Problem details
Exact repetition is required: output every record in full.

• • • •

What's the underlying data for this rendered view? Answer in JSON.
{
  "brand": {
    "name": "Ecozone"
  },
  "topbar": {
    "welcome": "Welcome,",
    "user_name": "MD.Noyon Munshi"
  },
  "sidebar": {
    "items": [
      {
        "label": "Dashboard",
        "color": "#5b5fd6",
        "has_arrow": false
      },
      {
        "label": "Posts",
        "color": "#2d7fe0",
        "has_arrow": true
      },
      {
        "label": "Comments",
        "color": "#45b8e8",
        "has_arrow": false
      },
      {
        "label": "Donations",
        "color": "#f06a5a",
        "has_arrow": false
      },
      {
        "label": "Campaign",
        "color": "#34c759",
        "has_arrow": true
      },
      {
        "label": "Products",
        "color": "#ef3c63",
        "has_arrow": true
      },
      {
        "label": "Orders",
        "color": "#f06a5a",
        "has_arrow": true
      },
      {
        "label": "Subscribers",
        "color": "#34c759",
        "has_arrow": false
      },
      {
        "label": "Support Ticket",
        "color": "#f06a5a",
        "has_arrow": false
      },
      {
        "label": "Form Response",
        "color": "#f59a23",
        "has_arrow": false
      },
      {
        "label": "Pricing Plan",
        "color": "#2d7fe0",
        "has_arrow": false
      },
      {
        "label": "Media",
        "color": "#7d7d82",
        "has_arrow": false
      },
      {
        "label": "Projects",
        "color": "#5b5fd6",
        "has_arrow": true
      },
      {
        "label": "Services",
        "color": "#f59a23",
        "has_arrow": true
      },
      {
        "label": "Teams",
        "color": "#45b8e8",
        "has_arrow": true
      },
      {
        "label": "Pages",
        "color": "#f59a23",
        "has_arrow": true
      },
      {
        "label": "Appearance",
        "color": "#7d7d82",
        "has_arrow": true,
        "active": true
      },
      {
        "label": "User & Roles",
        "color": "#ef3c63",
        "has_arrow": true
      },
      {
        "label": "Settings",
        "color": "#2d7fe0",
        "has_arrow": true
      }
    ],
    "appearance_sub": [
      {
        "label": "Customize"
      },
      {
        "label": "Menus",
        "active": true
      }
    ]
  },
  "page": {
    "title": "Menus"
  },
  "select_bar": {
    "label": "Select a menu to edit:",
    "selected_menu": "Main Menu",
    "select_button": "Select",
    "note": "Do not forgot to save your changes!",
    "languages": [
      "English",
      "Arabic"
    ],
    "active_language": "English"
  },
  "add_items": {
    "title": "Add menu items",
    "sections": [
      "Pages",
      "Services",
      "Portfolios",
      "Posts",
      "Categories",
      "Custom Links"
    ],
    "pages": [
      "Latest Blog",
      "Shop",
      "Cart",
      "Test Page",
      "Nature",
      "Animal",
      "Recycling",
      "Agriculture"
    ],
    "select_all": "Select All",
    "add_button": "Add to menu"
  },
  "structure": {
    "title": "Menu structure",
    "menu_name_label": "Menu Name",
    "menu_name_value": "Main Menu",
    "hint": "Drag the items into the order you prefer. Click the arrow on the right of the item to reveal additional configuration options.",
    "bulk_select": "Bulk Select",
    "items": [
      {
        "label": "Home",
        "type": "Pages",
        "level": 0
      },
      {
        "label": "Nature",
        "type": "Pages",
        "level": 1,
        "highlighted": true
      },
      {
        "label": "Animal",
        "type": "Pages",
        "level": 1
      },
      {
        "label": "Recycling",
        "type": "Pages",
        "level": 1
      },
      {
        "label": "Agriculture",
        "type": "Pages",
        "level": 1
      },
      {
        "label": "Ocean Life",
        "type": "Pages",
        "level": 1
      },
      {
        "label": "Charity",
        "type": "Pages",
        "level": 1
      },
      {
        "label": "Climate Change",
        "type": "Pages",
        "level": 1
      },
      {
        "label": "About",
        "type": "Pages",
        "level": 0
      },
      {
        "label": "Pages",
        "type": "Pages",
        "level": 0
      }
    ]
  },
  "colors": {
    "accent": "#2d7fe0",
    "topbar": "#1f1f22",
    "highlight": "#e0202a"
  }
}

• • • •

Complete output
What's the underlying data for this rendered view? Answer in JSON.
{
  "brand": {
    "name": "Ecozone"
  },
  "topbar": {
    "welcome": "Welcome,",
    "user_name": "MD.Noyon Munshi"
  },
  "sidebar": {
    "items": [
      {
        "label": "Dashboard",
        "color": "#5b5fd6",
        "has_arrow": false
      },
      {
        "label": "Posts",
        "color": "#2d7fe0",
        "has_arrow": true
      },
      {
        "label": "Comments",
        "color": "#45b8e8",
        "has_arrow": false
      },
      {
        "label": "Donations",
        "color": "#f06a5a",
        "has_arrow": false
      },
      {
        "label": "Campaign",
        "color": "#34c759",
        "has_arrow": true
      },
      {
        "label": "Products",
        "color": "#ef3c63",
        "has_arrow": true
      },
      {
        "label": "Orders",
        "color": "#f06a5a",
        "has_arrow": true
      },
      {
        "label": "Subscribers",
        "color": "#34c759",
        "has_arrow": false
      },
      {
        "label": "Support Ticket",
        "color": "#f06a5a",
        "has_arrow": false
      },
      {
        "label": "Form Response",
        "color": "#f59a23",
        "has_arrow": false
      },
      {
        "label": "Pricing Plan",
        "color": "#2d7fe0",
        "has_arrow": false
      },
      {
        "label": "Media",
        "color": "#7d7d82",
        "has_arrow": false
      },
      {
        "label": "Projects",
        "color": "#5b5fd6",
        "has_arrow": true
      },
      {
        "label": "Services",
        "color": "#f59a23",
        "has_arrow": true
      },
      {
        "label": "Teams",
        "color": "#45b8e8",
        "has_arrow": true
      },
      {
        "label": "Pages",
        "color": "#f59a23",
        "has_arrow": true
      },
      {
        "label": "Appearance",
        "color": "#7d7d82",
        "has_arrow": true,
        "active": true
      },
      {
        "label": "User & Roles",
        "color": "#ef3c63",
        "has_arrow": true
      },
      {
        "label": "Settings",
        "color": "#2d7fe0",
        "has_arrow": true
      }
    ],
    "appearance_sub": [
      {
        "label": "Customize"
      },
      {
        "label": "Menus",
        "active": true
      }
    ]
  },
  "page": {
    "title": "Menus"
  },
  "select_bar": {
    "label": "Select a menu to edit:",
    "selected_menu": "Main Menu",
    "select_button": "Select",
    "note": "Do not forgot to save your changes!",
    "languages": [
      "English",
      "Arabic"
    ],
    "active_language": "English"
  },
  "add_items": {
    "title": "Add menu items",
    "sections": [
      "Pages",
      "Services",
      "Portfolios",
      "Posts",
      "Categories",
      "Custom Links"
    ],
    "pages": [
      "Latest Blog",
      "Shop",
      "Cart",
      "Test Page",
      "Nature",
      "Animal",
      "Recycling",
      "Agriculture"
    ],
    "select_all": "Select All",
    "add_button": "Add to menu"
  },
  "structure": {
    "title": "Menu structure",
    "menu_name_label": "Menu Name",
    "menu_name_value": "Main Menu",
    "hint": "Drag the items into the order you prefer. Click the arrow on the right of the item to reveal additional configuration options.",
    "bulk_select": "Bulk Select",
    "items": [
      {
        "label": "Home",
        "type": "Pages",
        "level": 0
      },
      {
        "label": "Nature",
        "type": "Pages",
        "level": 1,
        "highlighted": true
      },
      {
        "label": "Animal",
        "type": "Pages",
        "level": 1
      },
      {
        "label": "Recycling",
        "type": "Pages",
        "level": 1
      },
      {
        "label": "Agriculture",
        "type": "Pages",
        "level": 1
      },
      {
        "label": "Ocean Life",
        "type": "Pages",
        "level": 1
      },
      {
        "label": "Charity",
        "type": "Pages",
        "level": 1
      },
      {
        "label": "Climate Change",
        "type": "Pages",
        "level": 1
      },
      {
        "label": "About",
        "type": "Pages",
        "level": 0
      },
      {
        "label": "Pages",
        "type": "Pages",
        "level": 0
      }
    ]
  },
  "colors": {
    "accent": "#2d7fe0",
    "topbar": "#1f1f22",
    "highlight": "#e0202a"
  }
}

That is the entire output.